Directions for this task:
Lines that contain the string "Flags" are to be copied; leave out all others.
● ● ● ●
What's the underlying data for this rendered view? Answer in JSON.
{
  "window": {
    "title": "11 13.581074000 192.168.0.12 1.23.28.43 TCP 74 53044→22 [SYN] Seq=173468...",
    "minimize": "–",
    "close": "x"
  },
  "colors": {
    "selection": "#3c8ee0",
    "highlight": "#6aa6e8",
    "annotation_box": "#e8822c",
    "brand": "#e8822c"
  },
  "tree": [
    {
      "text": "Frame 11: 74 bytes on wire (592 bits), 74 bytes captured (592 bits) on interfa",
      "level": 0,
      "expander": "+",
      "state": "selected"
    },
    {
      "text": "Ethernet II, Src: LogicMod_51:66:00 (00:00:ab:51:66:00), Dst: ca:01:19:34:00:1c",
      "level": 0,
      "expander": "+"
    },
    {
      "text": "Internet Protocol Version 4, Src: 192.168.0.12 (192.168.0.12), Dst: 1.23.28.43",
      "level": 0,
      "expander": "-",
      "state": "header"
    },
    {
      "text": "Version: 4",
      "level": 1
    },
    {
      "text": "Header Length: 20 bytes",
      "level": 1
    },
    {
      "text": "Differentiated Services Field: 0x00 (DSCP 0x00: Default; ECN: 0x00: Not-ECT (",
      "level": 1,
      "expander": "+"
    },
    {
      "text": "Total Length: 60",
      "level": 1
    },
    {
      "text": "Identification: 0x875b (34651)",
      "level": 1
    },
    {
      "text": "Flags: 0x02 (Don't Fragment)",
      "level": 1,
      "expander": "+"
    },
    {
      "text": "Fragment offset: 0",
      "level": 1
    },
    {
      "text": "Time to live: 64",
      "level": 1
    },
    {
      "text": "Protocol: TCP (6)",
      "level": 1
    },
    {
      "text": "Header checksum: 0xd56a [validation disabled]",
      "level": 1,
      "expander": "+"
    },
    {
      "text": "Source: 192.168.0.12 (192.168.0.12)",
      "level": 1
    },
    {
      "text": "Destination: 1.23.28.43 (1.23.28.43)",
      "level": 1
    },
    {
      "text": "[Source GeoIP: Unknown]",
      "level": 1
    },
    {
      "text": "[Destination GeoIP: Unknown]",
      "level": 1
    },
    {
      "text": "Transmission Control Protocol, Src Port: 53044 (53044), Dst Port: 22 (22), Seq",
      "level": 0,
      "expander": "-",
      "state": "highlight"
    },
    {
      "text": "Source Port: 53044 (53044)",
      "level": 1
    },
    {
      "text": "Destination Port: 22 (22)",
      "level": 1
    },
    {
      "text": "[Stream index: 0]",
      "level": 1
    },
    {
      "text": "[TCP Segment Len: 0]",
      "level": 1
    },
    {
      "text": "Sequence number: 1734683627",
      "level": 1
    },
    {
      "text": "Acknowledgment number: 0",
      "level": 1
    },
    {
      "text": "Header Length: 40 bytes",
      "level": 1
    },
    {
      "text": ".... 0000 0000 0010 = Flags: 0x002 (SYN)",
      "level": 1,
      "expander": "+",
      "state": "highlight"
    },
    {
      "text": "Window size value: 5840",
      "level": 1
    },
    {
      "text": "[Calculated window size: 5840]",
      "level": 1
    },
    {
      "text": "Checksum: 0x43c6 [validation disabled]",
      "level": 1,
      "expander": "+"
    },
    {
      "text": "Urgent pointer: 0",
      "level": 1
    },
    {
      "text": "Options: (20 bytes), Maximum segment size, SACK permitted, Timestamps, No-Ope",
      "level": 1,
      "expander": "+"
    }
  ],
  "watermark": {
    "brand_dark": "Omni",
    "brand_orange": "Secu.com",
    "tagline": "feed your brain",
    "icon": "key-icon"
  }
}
● ● ● ●
Solution for this exercise:
      "text": "Flags: 0x02 (Don't Fragment)",
      "text": ".... 0000 0000 0010 = Flags: 0x002 (SYN)",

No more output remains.